■ Exercise instructions ■
Locate each line in the listing that contains the string "Underflow" with the same capitalization, and copy those lines.

***** Task inputs *****

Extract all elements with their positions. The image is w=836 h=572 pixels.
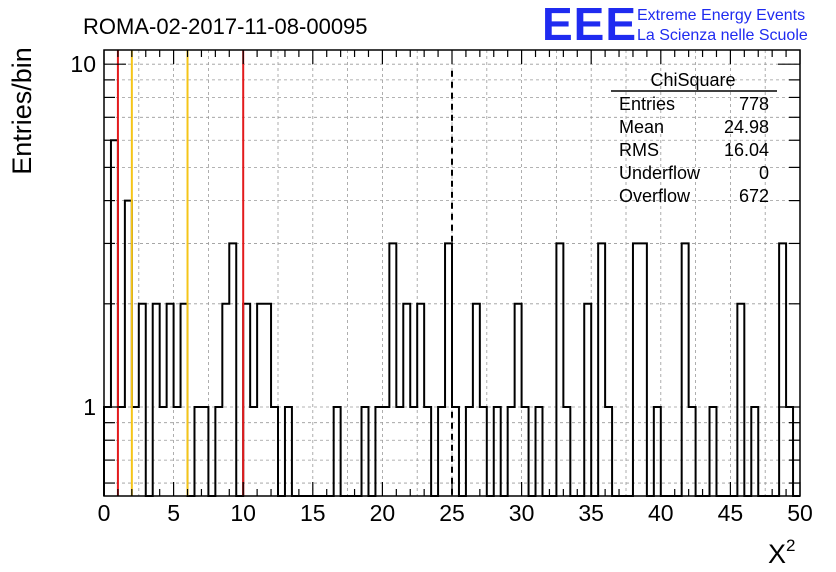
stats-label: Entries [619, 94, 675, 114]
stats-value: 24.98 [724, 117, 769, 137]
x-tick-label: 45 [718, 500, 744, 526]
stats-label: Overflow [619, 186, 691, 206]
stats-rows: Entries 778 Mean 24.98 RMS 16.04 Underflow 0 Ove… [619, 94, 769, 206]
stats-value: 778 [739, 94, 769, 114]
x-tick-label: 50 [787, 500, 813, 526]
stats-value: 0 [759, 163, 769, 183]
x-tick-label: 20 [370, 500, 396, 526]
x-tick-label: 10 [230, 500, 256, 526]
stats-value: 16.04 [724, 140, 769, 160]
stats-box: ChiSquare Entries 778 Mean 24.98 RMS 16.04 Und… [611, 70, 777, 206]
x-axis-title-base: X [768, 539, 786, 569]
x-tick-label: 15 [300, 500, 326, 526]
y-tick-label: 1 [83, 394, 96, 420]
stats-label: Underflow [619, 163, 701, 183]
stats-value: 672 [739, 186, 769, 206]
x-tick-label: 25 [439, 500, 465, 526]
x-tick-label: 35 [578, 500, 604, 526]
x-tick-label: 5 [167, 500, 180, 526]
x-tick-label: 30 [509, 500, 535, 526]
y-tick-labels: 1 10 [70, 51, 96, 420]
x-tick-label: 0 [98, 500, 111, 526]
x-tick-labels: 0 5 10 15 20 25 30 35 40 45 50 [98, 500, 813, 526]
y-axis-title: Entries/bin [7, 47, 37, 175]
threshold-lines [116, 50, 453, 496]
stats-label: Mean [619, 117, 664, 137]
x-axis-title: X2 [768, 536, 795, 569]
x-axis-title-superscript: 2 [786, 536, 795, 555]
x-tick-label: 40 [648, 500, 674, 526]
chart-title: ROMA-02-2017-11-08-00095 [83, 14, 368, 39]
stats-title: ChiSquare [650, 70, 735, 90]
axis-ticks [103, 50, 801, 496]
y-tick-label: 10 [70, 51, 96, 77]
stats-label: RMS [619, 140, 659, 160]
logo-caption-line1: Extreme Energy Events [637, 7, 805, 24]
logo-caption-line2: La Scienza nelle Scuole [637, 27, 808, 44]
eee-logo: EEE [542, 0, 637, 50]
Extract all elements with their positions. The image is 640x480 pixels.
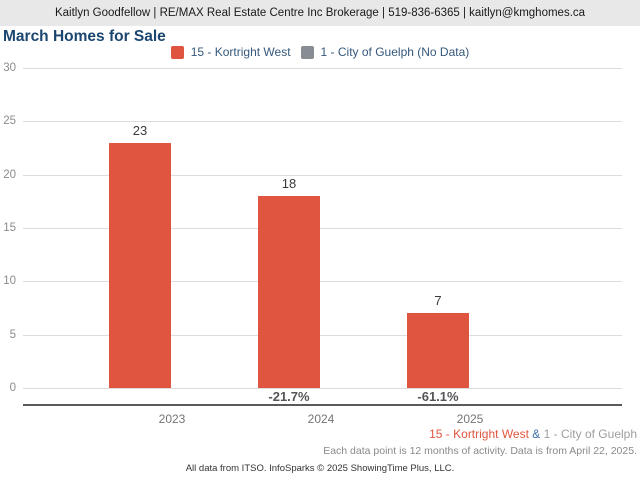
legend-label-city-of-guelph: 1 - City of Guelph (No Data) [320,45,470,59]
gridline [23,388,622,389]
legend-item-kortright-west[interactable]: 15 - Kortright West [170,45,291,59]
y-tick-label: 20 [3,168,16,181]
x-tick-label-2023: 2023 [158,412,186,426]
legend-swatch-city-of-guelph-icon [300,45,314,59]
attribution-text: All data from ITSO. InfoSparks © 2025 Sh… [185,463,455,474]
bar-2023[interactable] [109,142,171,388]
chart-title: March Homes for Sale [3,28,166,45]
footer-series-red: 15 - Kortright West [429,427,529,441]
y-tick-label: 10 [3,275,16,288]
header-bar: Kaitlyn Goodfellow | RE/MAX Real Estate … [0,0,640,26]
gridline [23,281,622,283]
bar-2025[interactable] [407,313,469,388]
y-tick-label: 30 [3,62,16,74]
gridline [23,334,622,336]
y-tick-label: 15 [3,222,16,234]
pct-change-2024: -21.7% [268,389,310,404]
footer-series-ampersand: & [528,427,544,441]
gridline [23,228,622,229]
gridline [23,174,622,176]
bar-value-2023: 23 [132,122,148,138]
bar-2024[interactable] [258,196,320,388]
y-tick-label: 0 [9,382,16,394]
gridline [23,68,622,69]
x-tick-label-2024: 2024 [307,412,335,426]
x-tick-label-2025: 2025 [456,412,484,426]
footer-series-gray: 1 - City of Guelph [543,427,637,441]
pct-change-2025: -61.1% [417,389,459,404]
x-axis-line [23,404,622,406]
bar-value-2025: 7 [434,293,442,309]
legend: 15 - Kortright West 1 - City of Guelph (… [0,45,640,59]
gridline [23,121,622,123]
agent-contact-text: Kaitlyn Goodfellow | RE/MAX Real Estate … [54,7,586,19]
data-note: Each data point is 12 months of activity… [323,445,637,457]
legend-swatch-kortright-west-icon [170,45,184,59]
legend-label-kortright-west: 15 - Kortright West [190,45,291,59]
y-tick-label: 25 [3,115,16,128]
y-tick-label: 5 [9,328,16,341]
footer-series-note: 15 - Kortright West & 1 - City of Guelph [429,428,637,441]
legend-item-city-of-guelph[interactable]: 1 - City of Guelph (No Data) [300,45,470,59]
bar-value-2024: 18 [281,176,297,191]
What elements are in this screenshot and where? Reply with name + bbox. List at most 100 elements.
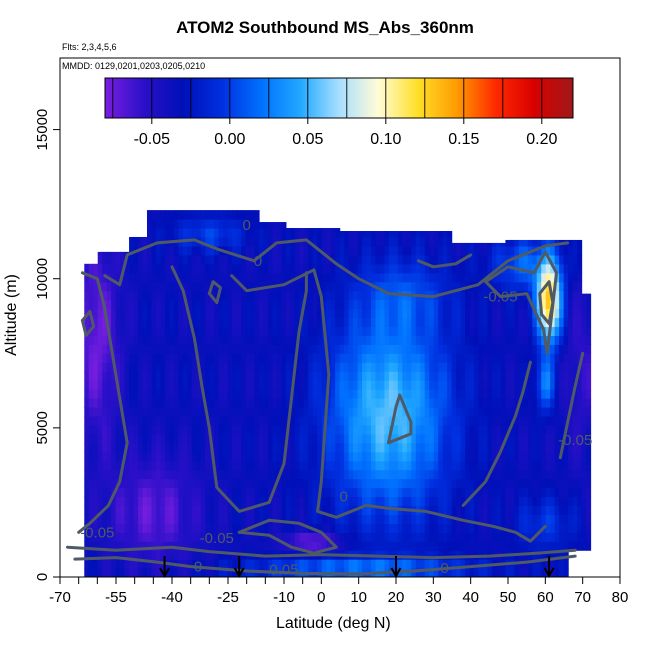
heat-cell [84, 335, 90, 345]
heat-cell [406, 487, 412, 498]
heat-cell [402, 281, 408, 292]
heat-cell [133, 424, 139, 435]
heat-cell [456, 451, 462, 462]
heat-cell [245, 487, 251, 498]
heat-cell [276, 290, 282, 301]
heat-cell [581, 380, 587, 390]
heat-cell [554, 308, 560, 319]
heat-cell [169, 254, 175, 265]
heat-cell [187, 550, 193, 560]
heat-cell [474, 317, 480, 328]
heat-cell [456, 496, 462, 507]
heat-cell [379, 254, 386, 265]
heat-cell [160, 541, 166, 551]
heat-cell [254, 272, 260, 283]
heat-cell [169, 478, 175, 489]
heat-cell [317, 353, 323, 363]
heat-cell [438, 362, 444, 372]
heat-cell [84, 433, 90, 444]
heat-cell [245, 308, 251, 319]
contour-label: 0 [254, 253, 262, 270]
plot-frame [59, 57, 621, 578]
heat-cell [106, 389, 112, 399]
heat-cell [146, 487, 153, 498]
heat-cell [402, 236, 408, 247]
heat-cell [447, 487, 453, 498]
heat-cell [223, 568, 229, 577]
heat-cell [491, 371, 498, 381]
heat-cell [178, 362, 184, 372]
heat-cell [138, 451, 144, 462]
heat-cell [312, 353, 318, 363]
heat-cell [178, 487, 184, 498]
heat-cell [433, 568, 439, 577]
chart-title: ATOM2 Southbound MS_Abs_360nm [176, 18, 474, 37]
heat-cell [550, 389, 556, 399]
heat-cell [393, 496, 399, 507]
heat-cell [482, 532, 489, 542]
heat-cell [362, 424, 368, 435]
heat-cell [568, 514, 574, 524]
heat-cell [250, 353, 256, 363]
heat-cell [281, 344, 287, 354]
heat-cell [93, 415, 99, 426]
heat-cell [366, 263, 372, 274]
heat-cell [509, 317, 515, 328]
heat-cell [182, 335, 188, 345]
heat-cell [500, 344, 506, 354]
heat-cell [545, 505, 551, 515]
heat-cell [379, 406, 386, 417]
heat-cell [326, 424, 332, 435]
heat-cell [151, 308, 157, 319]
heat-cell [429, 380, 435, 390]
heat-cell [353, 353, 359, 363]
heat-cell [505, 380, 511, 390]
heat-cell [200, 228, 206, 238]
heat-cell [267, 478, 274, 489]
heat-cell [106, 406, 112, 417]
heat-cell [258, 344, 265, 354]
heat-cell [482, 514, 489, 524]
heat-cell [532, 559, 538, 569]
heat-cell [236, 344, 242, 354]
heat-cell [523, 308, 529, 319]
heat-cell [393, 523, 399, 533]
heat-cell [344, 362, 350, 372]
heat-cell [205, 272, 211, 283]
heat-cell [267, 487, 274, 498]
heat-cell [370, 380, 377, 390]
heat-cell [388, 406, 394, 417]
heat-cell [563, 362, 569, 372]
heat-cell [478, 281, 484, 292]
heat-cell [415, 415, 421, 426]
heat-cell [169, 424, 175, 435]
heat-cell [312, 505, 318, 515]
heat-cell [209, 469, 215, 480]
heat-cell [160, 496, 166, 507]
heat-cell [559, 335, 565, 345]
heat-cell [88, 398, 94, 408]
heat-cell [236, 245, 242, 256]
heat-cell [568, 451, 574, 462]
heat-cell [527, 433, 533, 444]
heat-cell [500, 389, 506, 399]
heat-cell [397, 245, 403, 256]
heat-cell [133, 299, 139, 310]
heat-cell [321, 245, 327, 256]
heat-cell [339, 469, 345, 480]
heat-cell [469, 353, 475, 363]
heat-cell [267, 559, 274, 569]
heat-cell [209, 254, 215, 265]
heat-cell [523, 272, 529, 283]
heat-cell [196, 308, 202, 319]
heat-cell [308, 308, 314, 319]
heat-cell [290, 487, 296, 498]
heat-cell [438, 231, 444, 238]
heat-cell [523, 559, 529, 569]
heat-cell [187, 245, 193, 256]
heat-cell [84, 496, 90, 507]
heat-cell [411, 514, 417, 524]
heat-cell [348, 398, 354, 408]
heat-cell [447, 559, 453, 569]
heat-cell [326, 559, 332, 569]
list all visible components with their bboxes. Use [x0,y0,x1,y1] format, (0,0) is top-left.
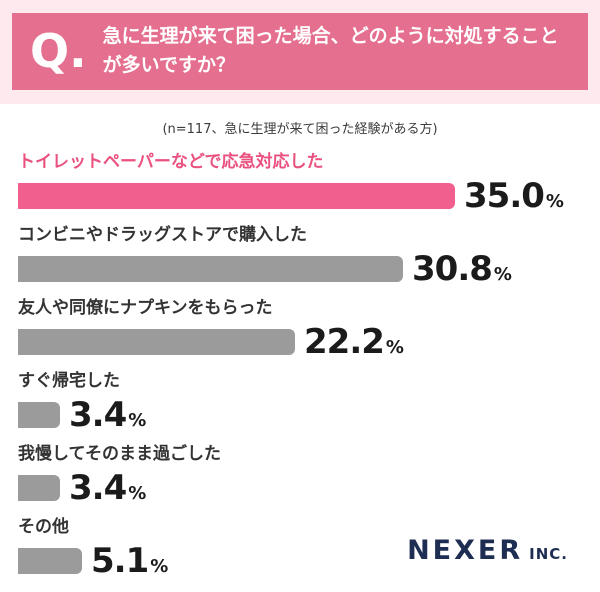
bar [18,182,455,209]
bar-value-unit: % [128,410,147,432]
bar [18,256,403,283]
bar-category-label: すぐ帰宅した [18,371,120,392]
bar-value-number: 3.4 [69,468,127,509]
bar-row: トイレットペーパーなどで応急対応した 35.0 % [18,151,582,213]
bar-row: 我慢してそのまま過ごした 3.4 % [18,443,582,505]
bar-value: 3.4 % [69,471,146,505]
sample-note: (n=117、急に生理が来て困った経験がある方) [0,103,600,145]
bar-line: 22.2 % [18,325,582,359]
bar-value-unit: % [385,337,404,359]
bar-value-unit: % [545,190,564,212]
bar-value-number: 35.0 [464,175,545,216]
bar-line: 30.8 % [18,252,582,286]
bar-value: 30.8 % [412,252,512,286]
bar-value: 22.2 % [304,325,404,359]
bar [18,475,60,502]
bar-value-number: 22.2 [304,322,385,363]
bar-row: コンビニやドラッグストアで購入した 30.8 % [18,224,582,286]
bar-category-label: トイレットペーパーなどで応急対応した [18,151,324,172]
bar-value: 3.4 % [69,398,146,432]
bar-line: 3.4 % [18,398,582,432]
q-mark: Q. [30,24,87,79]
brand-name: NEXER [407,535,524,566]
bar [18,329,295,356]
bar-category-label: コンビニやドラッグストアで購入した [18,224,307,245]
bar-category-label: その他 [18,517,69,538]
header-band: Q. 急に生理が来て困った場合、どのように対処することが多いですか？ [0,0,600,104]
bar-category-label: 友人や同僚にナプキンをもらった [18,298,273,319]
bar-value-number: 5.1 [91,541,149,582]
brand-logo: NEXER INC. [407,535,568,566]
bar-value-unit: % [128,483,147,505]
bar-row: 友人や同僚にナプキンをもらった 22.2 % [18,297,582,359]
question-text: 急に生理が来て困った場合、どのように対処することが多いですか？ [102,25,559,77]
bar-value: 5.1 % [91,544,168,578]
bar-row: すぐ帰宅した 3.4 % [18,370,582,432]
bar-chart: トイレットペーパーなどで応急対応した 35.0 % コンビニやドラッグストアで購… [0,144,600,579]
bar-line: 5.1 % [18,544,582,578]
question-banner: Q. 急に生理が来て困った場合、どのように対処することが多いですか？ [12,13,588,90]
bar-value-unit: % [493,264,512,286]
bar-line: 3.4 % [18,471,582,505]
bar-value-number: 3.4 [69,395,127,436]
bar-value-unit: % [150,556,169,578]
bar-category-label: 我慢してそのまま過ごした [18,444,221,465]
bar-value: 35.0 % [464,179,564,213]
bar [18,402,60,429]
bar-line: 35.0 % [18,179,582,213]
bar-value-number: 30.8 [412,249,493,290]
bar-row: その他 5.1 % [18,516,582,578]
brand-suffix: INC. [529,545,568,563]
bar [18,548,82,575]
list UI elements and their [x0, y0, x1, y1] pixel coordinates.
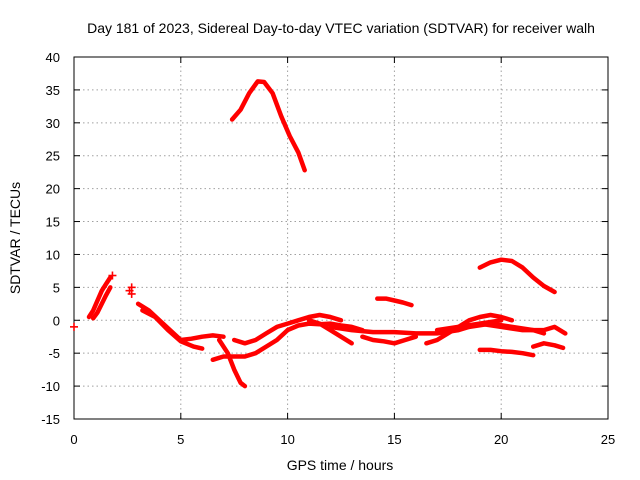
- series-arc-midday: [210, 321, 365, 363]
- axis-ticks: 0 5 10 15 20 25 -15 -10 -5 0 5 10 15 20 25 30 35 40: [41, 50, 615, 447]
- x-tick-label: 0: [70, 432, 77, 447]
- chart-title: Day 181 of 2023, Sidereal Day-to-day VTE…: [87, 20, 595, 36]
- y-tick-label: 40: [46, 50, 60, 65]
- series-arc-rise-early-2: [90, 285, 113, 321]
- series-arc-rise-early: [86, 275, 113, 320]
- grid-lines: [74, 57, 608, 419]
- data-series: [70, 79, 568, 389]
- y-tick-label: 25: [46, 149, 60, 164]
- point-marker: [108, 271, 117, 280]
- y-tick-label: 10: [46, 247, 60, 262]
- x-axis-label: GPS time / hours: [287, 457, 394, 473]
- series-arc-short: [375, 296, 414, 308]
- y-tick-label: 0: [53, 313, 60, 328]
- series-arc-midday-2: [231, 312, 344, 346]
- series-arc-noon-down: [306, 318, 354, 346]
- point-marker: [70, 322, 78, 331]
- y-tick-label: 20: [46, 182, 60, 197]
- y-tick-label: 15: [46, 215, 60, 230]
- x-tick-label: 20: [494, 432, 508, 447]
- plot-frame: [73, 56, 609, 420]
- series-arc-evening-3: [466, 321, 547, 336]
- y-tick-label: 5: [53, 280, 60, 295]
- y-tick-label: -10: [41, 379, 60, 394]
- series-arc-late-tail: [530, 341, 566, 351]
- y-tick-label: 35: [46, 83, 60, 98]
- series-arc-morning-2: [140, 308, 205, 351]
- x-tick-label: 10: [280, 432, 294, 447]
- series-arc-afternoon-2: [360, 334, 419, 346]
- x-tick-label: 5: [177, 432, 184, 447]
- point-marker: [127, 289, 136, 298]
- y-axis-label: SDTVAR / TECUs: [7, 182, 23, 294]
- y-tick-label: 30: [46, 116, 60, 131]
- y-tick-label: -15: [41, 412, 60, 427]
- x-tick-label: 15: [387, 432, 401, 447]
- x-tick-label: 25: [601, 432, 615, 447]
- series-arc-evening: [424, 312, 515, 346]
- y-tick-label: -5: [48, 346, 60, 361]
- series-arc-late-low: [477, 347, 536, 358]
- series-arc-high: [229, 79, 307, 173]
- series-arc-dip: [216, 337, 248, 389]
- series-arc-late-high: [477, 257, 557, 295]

*****

■ Full answer ■
stats-rows: Entries 778 Mean 24.98 RMS 16.04 Underflow 0 Ove… [619, 94, 769, 206]
stats-label: Underflow [619, 163, 701, 183]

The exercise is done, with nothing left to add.